[Start of Listed entries]

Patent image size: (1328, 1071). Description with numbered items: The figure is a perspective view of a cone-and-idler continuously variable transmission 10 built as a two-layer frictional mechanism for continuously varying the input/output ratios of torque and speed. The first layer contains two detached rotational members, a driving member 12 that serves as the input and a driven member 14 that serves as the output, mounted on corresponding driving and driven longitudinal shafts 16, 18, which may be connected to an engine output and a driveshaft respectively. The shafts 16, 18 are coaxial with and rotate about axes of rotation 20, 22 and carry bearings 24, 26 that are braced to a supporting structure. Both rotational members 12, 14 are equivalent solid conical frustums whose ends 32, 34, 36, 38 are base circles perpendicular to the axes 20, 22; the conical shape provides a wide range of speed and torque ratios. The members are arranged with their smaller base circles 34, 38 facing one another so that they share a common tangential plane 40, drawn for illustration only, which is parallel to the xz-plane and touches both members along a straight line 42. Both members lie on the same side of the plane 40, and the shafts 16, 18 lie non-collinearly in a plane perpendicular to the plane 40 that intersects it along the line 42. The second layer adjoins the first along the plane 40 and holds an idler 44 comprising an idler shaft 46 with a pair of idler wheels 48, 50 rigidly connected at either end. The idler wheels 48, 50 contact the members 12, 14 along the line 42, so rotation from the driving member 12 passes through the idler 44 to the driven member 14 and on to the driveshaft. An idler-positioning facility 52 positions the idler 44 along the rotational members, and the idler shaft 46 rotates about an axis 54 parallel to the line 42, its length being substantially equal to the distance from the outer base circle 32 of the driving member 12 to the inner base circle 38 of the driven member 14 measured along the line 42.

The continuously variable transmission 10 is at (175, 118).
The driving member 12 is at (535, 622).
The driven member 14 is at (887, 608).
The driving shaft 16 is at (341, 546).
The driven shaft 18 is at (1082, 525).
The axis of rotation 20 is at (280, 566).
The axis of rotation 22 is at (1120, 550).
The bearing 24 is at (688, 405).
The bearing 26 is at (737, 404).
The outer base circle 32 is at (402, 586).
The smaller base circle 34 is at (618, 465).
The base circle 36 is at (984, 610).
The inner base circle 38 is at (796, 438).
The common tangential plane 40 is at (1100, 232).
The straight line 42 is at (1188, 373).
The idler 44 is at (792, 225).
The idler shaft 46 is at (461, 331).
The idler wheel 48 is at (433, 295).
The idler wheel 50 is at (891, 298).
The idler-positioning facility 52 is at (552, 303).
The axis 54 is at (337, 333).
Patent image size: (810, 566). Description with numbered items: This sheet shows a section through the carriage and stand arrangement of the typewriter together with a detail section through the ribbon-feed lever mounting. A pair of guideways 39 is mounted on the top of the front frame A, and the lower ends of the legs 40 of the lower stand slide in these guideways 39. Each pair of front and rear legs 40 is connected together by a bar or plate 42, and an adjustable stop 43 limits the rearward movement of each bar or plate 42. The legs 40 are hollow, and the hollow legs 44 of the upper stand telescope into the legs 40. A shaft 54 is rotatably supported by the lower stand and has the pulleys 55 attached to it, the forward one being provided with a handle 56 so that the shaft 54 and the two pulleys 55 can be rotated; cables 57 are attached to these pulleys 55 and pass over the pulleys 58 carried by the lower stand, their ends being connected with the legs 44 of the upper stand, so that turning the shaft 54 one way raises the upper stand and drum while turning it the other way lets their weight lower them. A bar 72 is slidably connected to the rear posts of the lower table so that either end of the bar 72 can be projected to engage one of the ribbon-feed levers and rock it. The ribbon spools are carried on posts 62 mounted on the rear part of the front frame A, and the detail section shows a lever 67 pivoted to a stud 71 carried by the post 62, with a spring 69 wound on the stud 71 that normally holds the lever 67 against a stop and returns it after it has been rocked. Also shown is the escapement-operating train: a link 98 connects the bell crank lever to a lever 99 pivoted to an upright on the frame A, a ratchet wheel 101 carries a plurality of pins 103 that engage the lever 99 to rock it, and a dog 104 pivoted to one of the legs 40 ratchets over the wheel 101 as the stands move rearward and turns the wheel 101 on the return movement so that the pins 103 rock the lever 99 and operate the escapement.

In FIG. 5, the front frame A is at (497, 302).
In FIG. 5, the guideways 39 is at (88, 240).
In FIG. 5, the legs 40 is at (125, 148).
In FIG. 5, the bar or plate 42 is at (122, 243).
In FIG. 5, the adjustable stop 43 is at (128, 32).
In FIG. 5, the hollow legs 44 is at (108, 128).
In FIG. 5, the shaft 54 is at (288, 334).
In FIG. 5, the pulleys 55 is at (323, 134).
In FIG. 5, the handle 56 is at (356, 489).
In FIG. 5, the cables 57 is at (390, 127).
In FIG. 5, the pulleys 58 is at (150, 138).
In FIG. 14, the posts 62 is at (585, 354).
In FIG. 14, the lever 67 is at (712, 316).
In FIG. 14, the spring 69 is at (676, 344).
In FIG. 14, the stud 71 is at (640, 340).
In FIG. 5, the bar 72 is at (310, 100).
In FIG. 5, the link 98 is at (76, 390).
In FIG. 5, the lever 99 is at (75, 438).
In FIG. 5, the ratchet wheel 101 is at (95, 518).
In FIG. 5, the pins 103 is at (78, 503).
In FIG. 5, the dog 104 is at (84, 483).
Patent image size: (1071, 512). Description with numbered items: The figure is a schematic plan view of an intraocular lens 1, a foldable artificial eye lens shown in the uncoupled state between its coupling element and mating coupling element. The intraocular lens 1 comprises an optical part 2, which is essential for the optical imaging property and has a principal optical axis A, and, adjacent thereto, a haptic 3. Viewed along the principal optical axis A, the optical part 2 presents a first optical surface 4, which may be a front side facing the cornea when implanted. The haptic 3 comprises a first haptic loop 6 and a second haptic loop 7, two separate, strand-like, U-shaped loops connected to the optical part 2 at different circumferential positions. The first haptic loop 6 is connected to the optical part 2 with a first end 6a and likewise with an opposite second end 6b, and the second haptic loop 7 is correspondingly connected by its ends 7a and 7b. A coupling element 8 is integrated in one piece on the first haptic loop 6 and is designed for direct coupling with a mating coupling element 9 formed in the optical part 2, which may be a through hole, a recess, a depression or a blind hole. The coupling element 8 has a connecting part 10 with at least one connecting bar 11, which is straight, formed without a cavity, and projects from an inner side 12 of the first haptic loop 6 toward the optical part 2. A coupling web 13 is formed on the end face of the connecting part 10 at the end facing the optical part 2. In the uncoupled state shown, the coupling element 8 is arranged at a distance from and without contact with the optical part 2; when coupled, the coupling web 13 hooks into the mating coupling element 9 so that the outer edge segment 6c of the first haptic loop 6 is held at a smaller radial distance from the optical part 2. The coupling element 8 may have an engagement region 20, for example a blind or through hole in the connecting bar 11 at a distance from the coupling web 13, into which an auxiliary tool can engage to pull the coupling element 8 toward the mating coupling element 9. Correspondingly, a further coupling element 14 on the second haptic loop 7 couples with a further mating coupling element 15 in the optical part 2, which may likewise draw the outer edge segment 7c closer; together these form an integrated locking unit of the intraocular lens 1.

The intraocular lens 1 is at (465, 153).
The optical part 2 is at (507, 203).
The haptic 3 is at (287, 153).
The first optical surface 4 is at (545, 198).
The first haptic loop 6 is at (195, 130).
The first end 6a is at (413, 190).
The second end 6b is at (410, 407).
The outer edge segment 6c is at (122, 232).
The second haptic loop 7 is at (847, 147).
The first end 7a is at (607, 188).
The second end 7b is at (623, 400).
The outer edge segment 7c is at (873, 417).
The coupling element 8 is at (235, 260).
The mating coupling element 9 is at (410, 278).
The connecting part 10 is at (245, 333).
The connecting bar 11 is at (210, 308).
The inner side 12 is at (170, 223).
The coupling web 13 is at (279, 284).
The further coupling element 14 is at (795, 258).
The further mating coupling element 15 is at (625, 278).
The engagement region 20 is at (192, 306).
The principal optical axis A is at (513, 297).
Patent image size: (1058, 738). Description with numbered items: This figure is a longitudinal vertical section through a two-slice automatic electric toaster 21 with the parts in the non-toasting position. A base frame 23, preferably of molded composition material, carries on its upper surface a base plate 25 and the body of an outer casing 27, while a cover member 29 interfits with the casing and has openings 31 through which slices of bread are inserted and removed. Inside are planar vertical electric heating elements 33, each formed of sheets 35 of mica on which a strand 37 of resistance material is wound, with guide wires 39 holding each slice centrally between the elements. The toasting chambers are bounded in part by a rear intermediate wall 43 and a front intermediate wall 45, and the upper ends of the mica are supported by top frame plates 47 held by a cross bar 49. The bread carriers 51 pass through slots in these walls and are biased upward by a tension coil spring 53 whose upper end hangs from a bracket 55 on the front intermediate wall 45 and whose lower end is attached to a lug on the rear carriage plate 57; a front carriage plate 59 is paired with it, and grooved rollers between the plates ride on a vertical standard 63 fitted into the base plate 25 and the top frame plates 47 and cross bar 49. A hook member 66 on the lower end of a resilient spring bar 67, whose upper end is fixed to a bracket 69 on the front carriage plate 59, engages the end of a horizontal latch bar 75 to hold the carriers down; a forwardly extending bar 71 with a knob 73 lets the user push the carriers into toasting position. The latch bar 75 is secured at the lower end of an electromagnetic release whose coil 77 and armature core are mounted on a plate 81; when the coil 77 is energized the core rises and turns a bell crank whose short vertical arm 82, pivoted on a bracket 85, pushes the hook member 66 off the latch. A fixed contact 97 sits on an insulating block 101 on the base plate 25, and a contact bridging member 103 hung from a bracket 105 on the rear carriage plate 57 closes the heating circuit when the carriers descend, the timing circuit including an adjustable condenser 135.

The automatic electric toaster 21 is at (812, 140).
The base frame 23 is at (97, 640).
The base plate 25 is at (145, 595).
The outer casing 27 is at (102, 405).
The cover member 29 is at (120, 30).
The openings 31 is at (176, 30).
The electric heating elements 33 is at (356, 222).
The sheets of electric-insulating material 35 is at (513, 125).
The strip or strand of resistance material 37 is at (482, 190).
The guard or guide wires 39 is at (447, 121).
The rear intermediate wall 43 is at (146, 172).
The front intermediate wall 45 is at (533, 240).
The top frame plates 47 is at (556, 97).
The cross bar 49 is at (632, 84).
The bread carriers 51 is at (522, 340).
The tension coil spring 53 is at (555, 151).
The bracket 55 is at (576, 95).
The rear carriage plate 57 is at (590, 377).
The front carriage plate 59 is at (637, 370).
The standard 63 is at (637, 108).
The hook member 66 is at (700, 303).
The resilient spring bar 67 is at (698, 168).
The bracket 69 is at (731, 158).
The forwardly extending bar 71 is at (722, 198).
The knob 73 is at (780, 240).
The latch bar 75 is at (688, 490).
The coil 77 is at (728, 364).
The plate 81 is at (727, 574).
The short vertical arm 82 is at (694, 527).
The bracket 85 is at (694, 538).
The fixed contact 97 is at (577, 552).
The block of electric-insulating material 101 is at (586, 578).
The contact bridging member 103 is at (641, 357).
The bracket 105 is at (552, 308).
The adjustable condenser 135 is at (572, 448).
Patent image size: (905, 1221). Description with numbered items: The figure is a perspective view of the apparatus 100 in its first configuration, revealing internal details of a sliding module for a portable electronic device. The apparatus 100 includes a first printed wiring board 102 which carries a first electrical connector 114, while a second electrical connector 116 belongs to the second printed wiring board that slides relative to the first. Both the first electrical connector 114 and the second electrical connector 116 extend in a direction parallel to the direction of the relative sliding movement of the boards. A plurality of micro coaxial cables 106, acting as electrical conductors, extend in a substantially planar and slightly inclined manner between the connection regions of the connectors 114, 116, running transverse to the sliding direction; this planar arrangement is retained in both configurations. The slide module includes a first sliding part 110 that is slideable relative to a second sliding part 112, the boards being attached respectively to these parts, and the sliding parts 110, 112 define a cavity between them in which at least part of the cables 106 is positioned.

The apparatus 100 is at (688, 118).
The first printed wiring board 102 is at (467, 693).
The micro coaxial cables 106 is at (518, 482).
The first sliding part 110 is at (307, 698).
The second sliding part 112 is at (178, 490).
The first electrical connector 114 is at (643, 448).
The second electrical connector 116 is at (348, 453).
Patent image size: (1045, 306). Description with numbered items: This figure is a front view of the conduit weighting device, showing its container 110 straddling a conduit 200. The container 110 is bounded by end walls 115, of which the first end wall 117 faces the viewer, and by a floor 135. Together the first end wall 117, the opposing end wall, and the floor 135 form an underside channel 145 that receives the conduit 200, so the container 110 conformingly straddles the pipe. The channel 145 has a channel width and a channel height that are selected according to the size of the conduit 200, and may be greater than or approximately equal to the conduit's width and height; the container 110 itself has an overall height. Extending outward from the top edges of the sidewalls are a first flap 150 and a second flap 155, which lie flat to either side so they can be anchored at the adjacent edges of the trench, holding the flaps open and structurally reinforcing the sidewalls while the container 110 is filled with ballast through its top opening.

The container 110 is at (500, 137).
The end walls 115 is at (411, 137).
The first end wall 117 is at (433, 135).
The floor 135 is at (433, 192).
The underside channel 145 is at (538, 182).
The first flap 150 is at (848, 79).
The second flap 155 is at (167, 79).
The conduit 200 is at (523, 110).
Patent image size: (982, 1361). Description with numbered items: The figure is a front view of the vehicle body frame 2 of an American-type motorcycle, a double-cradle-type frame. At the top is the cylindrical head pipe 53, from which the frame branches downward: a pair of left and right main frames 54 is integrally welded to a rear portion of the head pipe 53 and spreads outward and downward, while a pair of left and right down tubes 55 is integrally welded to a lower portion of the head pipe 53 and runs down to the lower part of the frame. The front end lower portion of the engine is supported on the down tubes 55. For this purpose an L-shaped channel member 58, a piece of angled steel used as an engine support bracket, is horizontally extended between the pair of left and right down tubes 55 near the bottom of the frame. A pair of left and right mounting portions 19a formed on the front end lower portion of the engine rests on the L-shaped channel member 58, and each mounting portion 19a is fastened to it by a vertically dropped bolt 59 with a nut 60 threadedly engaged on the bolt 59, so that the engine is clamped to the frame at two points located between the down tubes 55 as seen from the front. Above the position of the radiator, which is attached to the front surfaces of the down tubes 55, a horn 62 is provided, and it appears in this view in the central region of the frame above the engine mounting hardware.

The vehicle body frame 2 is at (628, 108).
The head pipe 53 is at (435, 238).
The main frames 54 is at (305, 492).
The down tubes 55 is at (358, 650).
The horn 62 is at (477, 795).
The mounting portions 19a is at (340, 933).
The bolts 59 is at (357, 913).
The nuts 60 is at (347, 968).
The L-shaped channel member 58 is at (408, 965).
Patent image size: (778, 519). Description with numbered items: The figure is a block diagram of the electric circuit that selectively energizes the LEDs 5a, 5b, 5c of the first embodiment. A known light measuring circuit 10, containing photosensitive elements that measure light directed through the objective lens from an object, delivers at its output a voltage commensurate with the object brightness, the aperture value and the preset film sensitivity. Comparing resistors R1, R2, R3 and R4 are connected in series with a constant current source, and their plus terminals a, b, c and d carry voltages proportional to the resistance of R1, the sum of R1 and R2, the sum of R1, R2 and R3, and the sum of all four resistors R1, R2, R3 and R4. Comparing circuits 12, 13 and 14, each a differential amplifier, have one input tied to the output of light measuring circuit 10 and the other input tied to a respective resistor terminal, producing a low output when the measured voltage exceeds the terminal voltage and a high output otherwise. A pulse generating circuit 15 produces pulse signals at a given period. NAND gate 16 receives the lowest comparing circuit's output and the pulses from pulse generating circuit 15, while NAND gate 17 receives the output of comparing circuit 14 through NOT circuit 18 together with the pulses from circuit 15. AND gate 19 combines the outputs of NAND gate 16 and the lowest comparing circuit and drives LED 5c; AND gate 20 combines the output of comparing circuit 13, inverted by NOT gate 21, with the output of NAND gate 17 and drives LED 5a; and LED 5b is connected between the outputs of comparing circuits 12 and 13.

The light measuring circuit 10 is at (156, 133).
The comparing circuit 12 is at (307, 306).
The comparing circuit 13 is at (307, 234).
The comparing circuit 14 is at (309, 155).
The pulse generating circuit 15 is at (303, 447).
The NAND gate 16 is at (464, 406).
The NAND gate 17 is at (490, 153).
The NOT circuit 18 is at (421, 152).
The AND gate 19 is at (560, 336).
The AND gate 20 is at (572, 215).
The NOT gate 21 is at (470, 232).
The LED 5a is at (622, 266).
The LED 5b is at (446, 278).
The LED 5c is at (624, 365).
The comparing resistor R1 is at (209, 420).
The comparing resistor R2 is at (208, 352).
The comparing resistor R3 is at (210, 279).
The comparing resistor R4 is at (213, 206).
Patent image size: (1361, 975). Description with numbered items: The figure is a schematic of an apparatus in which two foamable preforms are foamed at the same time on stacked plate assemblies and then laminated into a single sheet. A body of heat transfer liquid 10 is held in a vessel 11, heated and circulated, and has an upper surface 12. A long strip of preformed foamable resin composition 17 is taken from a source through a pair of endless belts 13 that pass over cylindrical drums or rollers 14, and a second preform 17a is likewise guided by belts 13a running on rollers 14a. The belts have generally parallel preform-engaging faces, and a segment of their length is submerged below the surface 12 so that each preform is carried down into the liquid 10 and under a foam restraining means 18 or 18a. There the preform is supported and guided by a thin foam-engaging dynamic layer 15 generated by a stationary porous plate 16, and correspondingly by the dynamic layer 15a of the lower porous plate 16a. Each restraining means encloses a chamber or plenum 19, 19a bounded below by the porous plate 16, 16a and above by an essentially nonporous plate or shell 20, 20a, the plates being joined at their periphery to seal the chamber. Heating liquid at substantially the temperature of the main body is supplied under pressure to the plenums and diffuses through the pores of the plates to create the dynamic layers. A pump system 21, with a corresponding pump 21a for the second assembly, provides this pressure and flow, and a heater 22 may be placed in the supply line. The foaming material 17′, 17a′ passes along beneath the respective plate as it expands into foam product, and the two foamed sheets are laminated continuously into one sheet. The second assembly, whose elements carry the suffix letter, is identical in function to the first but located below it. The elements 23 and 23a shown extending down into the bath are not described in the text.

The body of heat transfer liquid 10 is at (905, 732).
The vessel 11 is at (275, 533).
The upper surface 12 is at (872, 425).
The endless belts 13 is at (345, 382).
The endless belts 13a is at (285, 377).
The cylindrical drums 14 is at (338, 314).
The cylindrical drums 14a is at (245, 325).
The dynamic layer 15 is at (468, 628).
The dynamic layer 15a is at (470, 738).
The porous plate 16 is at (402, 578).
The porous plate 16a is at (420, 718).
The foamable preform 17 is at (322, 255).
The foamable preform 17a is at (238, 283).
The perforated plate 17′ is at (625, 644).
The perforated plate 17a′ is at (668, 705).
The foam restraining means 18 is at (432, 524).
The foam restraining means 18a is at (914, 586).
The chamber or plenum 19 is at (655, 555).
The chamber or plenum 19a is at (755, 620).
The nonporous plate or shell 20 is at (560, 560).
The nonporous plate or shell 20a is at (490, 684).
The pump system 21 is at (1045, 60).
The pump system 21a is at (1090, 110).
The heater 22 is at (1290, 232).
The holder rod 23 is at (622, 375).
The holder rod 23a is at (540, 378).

[End of Listed entries]

[Aim of the task] Set down the entries without any change, from the line containing "Patent image size: (982, 1361)." up to and including the line containing "The L-shaped channel member 58 is".

[The reply]
Patent image size: (982, 1361). Description with numbered items: The figure is a front view of the vehicle body frame 2 of an American-type motorcycle, a double-cradle-type frame. At the top is the cylindrical head pipe 53, from which the frame branches downward: a pair of left and right main frames 54 is integrally welded to a rear portion of the head pipe 53 and spreads outward and downward, while a pair of left and right down tubes 55 is integrally welded to a lower portion of the head pipe 53 and runs down to the lower part of the frame. The front end lower portion of the engine is supported on the down tubes 55. For this purpose an L-shaped channel member 58, a piece of angled steel used as an engine support bracket, is horizontally extended between the pair of left and right down tubes 55 near the bottom of the frame. A pair of left and right mounting portions 19a formed on the front end lower portion of the engine rests on the L-shaped channel member 58, and each mounting portion 19a is fastened to it by a vertically dropped bolt 59 with a nut 60 threadedly engaged on the bolt 59, so that the engine is clamped to the frame at two points located between the down tubes 55 as seen from the front. Above the position of the radiator, which is attached to the front surfaces of the down tubes 55, a horn 62 is provided, and it appears in this view in the central region of the frame above the engine mounting hardware.

The vehicle body frame 2 is at (628, 108).
The head pipe 53 is at (435, 238).
The main frames 54 is at (305, 492).
The down tubes 55 is at (358, 650).
The horn 62 is at (477, 795).
The mounting portions 19a is at (340, 933).
The bolts 59 is at (357, 913).
The nuts 60 is at (347, 968).
The L-shaped channel member 58 is at (408, 965).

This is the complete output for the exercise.